#### [TASK REQUIREMENTS]
Pictures stay out of the copy; set down each line of the listing below exactly.
** START DATA FOR THIS TASK **
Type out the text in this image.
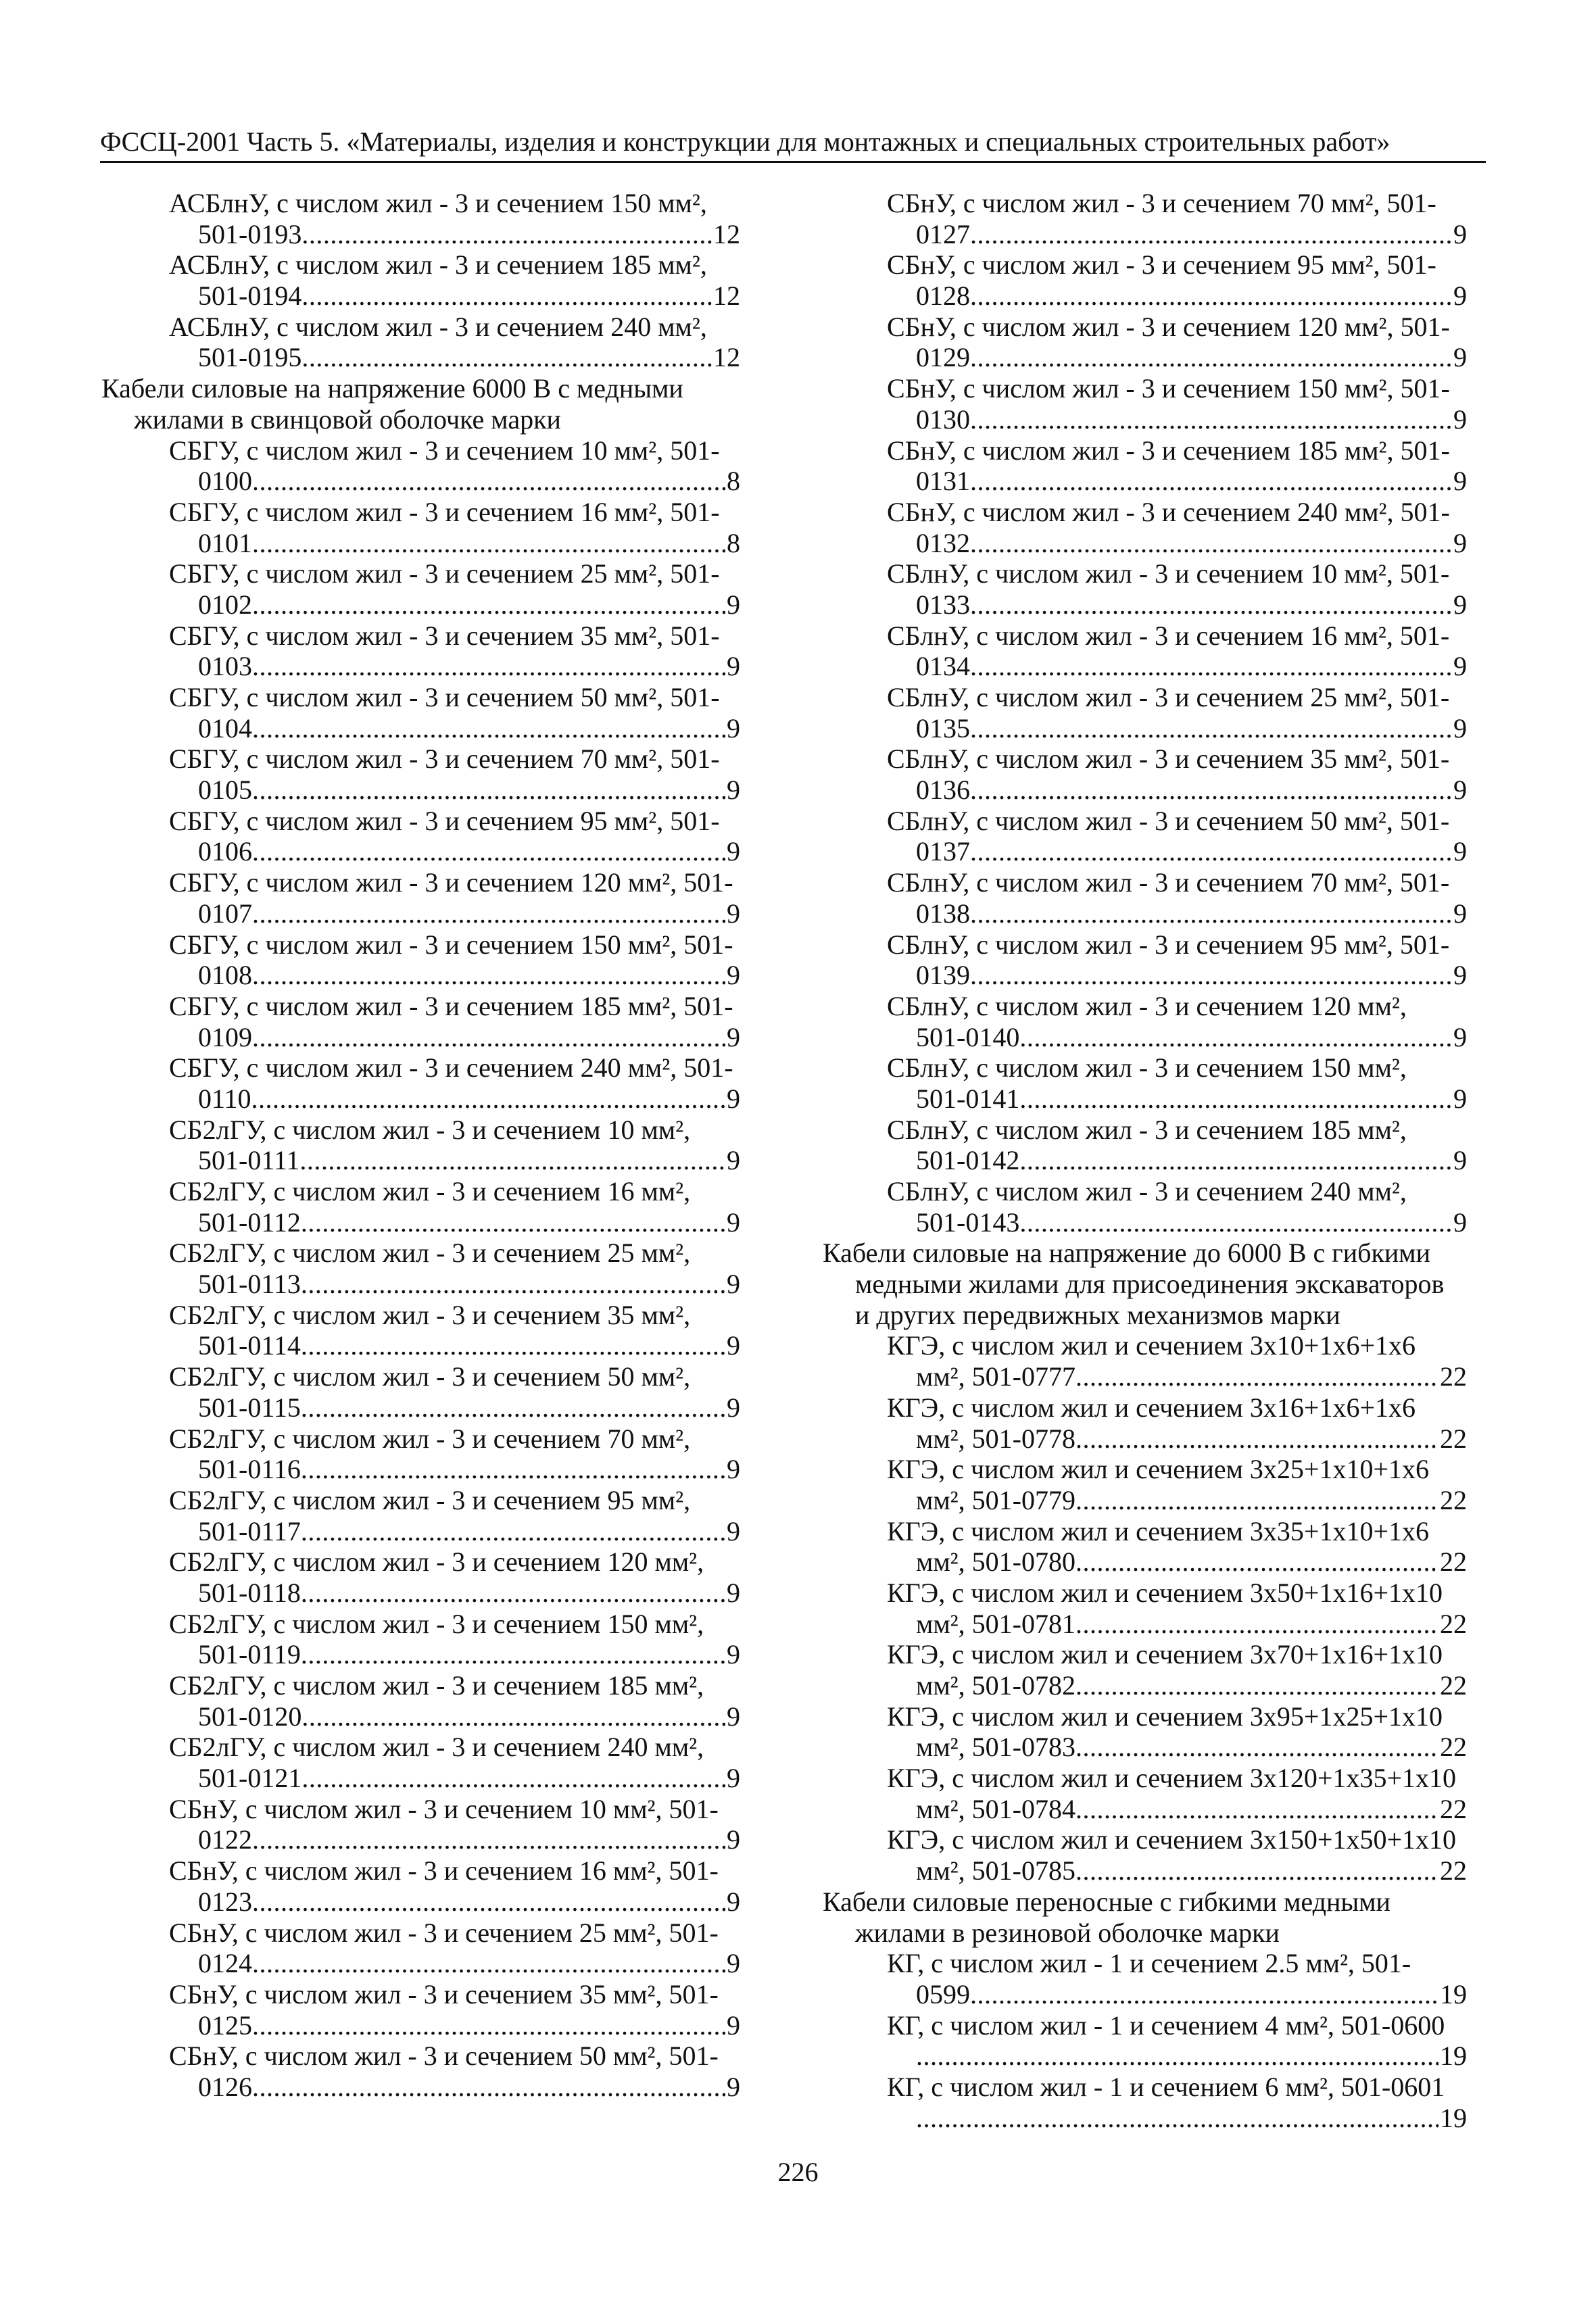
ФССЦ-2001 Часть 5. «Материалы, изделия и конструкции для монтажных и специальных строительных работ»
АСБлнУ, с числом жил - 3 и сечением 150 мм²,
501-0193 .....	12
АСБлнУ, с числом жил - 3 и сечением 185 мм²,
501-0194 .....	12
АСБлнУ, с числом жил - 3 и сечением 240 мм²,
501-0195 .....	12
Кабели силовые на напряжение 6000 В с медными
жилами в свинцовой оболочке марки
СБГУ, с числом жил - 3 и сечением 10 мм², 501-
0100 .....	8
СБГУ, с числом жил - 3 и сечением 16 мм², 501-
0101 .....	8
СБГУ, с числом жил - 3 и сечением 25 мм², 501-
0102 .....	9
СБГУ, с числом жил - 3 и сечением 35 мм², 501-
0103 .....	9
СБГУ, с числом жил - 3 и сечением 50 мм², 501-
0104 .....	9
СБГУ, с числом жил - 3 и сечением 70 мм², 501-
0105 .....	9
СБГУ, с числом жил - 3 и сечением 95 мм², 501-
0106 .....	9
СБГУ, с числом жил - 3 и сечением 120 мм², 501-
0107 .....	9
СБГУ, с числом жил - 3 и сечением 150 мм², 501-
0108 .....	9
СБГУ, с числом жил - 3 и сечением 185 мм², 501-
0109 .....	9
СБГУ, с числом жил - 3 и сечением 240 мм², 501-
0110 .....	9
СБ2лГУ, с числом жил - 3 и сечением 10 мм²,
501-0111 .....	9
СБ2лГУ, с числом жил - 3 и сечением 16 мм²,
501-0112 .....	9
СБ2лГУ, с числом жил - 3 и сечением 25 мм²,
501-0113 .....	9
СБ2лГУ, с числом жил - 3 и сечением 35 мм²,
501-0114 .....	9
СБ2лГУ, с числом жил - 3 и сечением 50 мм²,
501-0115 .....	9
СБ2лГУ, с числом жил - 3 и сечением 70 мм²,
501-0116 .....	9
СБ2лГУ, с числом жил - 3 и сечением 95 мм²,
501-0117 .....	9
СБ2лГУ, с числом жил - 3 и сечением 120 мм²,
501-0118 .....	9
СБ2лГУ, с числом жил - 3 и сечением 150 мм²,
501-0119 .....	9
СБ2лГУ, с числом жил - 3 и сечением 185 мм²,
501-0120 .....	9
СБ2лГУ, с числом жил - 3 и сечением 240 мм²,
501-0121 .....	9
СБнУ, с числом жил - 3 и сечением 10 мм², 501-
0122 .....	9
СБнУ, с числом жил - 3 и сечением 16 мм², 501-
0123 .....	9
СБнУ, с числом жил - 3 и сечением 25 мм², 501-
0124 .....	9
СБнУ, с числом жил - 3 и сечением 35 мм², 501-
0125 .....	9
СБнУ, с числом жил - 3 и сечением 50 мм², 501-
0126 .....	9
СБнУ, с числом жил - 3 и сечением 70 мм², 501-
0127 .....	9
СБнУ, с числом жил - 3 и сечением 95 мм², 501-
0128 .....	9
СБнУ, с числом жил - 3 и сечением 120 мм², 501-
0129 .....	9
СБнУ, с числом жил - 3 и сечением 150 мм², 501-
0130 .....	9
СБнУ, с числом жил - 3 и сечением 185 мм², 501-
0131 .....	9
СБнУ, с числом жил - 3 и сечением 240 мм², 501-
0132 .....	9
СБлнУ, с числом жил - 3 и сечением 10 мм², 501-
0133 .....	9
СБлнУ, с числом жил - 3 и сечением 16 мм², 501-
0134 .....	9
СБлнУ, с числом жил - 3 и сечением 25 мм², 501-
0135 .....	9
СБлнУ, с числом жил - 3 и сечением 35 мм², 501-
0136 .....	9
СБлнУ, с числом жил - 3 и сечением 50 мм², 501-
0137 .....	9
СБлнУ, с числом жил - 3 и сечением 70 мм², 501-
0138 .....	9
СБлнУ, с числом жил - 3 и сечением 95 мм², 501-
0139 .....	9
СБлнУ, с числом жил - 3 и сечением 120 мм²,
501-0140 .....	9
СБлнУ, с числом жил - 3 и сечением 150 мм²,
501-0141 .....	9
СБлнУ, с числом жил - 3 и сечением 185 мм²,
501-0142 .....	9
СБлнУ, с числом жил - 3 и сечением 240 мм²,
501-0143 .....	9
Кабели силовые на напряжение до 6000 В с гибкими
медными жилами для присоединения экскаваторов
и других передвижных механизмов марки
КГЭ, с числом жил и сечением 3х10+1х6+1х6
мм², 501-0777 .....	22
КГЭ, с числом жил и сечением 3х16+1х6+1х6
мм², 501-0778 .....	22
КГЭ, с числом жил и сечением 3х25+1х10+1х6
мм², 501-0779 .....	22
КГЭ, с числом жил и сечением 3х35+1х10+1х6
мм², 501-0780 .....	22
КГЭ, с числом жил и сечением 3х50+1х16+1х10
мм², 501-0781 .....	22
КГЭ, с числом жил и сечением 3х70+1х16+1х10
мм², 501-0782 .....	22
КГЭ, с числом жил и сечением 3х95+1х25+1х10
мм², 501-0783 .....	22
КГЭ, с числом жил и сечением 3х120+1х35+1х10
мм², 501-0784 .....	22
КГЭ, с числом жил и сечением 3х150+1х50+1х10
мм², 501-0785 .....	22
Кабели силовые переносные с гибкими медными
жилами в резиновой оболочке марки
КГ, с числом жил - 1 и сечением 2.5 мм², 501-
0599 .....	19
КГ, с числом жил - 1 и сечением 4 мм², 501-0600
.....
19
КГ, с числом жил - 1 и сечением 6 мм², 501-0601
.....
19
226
** END DATA FOR THIS TASK **
#### [THE ANSWER]
Type out the text in this image.
ФССЦ-2001 Часть 5. «Материалы, изделия и конструкции для монтажных и специальных строительных работ»
АСБлнУ, с числом жил - 3 и сечением 150 мм²,
501-0193 .....	12
АСБлнУ, с числом жил - 3 и сечением 185 мм²,
501-0194 .....	12
АСБлнУ, с числом жил - 3 и сечением 240 мм²,
501-0195 .....	12
Кабели силовые на напряжение 6000 В с медными
жилами в свинцовой оболочке марки
СБГУ, с числом жил - 3 и сечением 10 мм², 501-
0100 .....	8
СБГУ, с числом жил - 3 и сечением 16 мм², 501-
0101 .....	8
СБГУ, с числом жил - 3 и сечением 25 мм², 501-
0102 .....	9
СБГУ, с числом жил - 3 и сечением 35 мм², 501-
0103 .....	9
СБГУ, с числом жил - 3 и сечением 50 мм², 501-
0104 .....	9
СБГУ, с числом жил - 3 и сечением 70 мм², 501-
0105 .....	9
СБГУ, с числом жил - 3 и сечением 95 мм², 501-
0106 .....	9
СБГУ, с числом жил - 3 и сечением 120 мм², 501-
0107 .....	9
СБГУ, с числом жил - 3 и сечением 150 мм², 501-
0108 .....	9
СБГУ, с числом жил - 3 и сечением 185 мм², 501-
0109 .....	9
СБГУ, с числом жил - 3 и сечением 240 мм², 501-
0110 .....	9
СБ2лГУ, с числом жил - 3 и сечением 10 мм²,
501-0111 .....	9
СБ2лГУ, с числом жил - 3 и сечением 16 мм²,
501-0112 .....	9
СБ2лГУ, с числом жил - 3 и сечением 25 мм²,
501-0113 .....	9
СБ2лГУ, с числом жил - 3 и сечением 35 мм²,
501-0114 .....	9
СБ2лГУ, с числом жил - 3 и сечением 50 мм²,
501-0115 .....	9
СБ2лГУ, с числом жил - 3 и сечением 70 мм²,
501-0116 .....	9
СБ2лГУ, с числом жил - 3 и сечением 95 мм²,
501-0117 .....	9
СБ2лГУ, с числом жил - 3 и сечением 120 мм²,
501-0118 .....	9
СБ2лГУ, с числом жил - 3 и сечением 150 мм²,
501-0119 .....	9
СБ2лГУ, с числом жил - 3 и сечением 185 мм²,
501-0120 .....	9
СБ2лГУ, с числом жил - 3 и сечением 240 мм²,
501-0121 .....	9
СБнУ, с числом жил - 3 и сечением 10 мм², 501-
0122 .....	9
СБнУ, с числом жил - 3 и сечением 16 мм², 501-
0123 .....	9
СБнУ, с числом жил - 3 и сечением 25 мм², 501-
0124 .....	9
СБнУ, с числом жил - 3 и сечением 35 мм², 501-
0125 .....	9
СБнУ, с числом жил - 3 и сечением 50 мм², 501-
0126 .....	9
СБнУ, с числом жил - 3 и сечением 70 мм², 501-
0127 .....	9
СБнУ, с числом жил - 3 и сечением 95 мм², 501-
0128 .....	9
СБнУ, с числом жил - 3 и сечением 120 мм², 501-
0129 .....	9
СБнУ, с числом жил - 3 и сечением 150 мм², 501-
0130 .....	9
СБнУ, с числом жил - 3 и сечением 185 мм², 501-
0131 .....	9
СБнУ, с числом жил - 3 и сечением 240 мм², 501-
0132 .....	9
СБлнУ, с числом жил - 3 и сечением 10 мм², 501-
0133 .....	9
СБлнУ, с числом жил - 3 и сечением 16 мм², 501-
0134 .....	9
СБлнУ, с числом жил - 3 и сечением 25 мм², 501-
0135 .....	9
СБлнУ, с числом жил - 3 и сечением 35 мм², 501-
0136 .....	9
СБлнУ, с числом жил - 3 и сечением 50 мм², 501-
0137 .....	9
СБлнУ, с числом жил - 3 и сечением 70 мм², 501-
0138 .....	9
СБлнУ, с числом жил - 3 и сечением 95 мм², 501-
0139 .....	9
СБлнУ, с числом жил - 3 и сечением 120 мм²,
501-0140 .....	9
СБлнУ, с числом жил - 3 и сечением 150 мм²,
501-0141 .....	9
СБлнУ, с числом жил - 3 и сечением 185 мм²,
501-0142 .....	9
СБлнУ, с числом жил - 3 и сечением 240 мм²,
501-0143 .....	9
Кабели силовые на напряжение до 6000 В с гибкими
медными жилами для присоединения экскаваторов
и других передвижных механизмов марки
КГЭ, с числом жил и сечением 3х10+1х6+1х6
мм², 501-0777 .....	22
КГЭ, с числом жил и сечением 3х16+1х6+1х6
мм², 501-0778 .....	22
КГЭ, с числом жил и сечением 3х25+1х10+1х6
мм², 501-0779 .....	22
КГЭ, с числом жил и сечением 3х35+1х10+1х6
мм², 501-0780 .....	22
КГЭ, с числом жил и сечением 3х50+1х16+1х10
мм², 501-0781 .....	22
КГЭ, с числом жил и сечением 3х70+1х16+1х10
мм², 501-0782 .....	22
КГЭ, с числом жил и сечением 3х95+1х25+1х10
мм², 501-0783 .....	22
КГЭ, с числом жил и сечением 3х120+1х35+1х10
мм², 501-0784 .....	22
КГЭ, с числом жил и сечением 3х150+1х50+1х10
мм², 501-0785 .....	22
Кабели силовые переносные с гибкими медными
жилами в резиновой оболочке марки
КГ, с числом жил - 1 и сечением 2.5 мм², 501-
0599 .....	19
КГ, с числом жил - 1 и сечением 4 мм², 501-0600
.....
19
КГ, с числом жил - 1 и сечением 6 мм², 501-0601
.....
19
226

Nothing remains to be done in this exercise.